== Dataset records ==
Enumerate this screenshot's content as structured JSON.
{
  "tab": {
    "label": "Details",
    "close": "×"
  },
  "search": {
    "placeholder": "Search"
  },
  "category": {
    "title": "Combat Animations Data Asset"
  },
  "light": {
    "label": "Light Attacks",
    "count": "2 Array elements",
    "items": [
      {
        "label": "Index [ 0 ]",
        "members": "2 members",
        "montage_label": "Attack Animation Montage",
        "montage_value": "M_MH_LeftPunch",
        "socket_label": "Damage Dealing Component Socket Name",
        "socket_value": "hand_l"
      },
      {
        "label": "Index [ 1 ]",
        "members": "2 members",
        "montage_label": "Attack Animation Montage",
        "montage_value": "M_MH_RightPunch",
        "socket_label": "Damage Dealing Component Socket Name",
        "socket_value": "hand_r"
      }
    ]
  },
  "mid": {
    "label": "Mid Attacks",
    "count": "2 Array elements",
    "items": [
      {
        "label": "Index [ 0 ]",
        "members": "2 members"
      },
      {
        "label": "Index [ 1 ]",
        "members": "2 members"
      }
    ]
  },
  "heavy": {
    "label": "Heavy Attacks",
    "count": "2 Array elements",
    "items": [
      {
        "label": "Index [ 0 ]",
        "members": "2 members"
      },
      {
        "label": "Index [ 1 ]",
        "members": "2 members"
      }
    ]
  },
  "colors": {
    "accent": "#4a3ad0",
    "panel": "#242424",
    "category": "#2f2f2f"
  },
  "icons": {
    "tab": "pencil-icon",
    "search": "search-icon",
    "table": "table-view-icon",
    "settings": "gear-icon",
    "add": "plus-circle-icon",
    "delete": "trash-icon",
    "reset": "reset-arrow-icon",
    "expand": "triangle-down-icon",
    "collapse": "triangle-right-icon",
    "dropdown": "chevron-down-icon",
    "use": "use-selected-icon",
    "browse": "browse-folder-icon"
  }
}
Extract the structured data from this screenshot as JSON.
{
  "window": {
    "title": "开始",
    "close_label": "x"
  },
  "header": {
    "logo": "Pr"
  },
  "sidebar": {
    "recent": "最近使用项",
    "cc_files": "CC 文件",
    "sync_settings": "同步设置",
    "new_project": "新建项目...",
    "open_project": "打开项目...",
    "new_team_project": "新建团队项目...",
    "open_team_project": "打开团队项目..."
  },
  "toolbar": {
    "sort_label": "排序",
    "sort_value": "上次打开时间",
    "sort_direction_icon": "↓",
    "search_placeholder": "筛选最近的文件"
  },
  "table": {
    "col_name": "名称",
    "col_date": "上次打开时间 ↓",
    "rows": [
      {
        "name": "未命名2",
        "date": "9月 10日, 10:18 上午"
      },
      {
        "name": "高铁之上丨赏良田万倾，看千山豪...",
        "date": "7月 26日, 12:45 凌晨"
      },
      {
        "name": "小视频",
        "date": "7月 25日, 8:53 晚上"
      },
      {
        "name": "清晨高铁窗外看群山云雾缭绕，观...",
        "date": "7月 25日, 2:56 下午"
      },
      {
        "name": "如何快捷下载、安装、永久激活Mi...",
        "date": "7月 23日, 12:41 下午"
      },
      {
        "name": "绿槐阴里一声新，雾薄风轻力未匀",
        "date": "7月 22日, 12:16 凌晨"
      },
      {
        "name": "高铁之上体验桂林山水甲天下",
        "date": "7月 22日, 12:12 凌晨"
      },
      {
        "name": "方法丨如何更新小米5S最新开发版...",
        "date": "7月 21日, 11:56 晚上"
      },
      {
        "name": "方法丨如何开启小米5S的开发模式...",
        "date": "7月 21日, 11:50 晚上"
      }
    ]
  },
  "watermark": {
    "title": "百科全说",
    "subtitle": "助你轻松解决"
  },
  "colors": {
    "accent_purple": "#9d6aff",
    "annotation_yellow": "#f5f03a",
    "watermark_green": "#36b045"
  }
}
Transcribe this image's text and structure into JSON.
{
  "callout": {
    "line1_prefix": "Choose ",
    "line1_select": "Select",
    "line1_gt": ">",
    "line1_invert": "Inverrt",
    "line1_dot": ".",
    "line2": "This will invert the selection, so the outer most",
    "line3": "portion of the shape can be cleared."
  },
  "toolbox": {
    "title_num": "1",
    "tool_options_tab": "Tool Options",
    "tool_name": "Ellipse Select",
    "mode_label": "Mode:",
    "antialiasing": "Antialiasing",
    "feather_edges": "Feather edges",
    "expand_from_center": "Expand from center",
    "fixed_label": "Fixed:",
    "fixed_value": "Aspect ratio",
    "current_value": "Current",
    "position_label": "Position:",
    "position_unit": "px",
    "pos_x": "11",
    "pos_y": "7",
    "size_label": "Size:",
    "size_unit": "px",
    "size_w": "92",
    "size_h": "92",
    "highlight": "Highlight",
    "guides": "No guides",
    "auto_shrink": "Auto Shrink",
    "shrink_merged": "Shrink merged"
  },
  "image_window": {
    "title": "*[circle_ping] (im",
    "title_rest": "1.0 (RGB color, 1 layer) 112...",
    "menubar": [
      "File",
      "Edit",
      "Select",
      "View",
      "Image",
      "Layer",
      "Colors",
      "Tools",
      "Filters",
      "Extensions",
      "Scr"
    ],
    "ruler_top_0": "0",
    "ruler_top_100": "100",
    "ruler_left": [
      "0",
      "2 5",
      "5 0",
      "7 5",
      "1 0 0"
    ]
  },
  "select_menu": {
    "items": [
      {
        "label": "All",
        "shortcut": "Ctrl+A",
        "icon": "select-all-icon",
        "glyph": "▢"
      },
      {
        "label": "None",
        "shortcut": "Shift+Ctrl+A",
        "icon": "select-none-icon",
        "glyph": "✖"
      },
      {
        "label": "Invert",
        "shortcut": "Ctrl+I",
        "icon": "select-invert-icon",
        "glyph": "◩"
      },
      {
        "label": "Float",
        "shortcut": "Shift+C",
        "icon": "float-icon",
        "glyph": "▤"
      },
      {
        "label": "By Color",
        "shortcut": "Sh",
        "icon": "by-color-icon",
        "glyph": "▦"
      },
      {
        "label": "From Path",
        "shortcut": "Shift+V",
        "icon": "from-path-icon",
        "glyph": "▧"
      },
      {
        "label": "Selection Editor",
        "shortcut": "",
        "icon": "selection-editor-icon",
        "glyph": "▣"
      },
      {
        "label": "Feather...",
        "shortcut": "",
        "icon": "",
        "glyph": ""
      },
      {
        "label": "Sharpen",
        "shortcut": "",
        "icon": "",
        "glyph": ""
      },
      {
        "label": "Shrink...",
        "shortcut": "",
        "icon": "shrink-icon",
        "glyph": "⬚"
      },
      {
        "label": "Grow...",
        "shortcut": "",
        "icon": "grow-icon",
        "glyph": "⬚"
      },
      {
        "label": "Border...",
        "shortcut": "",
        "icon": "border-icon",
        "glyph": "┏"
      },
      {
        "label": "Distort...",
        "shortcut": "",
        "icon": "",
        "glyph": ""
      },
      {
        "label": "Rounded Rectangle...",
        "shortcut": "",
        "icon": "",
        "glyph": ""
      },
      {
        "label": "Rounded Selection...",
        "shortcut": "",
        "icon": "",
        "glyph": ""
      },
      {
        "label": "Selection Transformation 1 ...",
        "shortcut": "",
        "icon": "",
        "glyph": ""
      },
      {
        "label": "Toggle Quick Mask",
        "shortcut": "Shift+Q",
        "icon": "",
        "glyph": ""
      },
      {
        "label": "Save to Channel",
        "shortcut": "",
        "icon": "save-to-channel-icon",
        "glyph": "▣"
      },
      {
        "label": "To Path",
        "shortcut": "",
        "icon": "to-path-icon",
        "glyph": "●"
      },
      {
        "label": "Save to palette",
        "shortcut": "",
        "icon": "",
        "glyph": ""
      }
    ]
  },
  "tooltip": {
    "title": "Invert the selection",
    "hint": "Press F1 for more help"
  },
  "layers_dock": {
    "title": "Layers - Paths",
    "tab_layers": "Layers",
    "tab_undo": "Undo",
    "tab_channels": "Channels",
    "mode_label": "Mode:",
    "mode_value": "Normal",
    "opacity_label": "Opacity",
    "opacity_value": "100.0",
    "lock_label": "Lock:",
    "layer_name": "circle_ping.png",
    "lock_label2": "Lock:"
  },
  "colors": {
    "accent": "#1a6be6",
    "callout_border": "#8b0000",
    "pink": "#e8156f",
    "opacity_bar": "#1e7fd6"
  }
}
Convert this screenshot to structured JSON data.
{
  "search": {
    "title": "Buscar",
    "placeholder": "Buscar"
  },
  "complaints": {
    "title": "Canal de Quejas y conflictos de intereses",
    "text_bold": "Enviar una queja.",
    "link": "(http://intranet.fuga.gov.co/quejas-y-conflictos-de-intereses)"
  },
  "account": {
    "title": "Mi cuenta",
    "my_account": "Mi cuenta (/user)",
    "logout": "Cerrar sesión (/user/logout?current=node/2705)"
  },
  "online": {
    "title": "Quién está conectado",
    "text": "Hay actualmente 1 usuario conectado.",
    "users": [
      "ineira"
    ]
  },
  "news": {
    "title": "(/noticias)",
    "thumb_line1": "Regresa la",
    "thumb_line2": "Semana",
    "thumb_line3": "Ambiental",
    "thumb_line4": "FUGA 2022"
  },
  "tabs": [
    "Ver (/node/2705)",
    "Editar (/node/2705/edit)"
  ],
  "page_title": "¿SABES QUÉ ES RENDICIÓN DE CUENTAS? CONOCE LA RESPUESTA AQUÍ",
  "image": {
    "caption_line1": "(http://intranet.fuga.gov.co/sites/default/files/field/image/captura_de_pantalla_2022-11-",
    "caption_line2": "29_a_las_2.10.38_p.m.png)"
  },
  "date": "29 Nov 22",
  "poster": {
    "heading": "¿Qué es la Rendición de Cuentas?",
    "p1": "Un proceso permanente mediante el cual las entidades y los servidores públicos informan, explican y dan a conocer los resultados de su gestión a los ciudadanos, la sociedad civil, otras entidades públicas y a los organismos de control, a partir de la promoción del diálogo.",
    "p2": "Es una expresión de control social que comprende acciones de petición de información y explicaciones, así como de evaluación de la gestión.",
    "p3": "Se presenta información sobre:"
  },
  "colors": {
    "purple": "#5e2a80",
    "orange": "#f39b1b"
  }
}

== Exercise objective ==
Look through the entries above; copy every line holding the string "conflictos".

== Answer to this problem ==
    "title": "Canal de Quejas y conflictos de intereses",
    "link": "(http://intranet.fuga.gov.co/quejas-y-conflictos-de-intereses)"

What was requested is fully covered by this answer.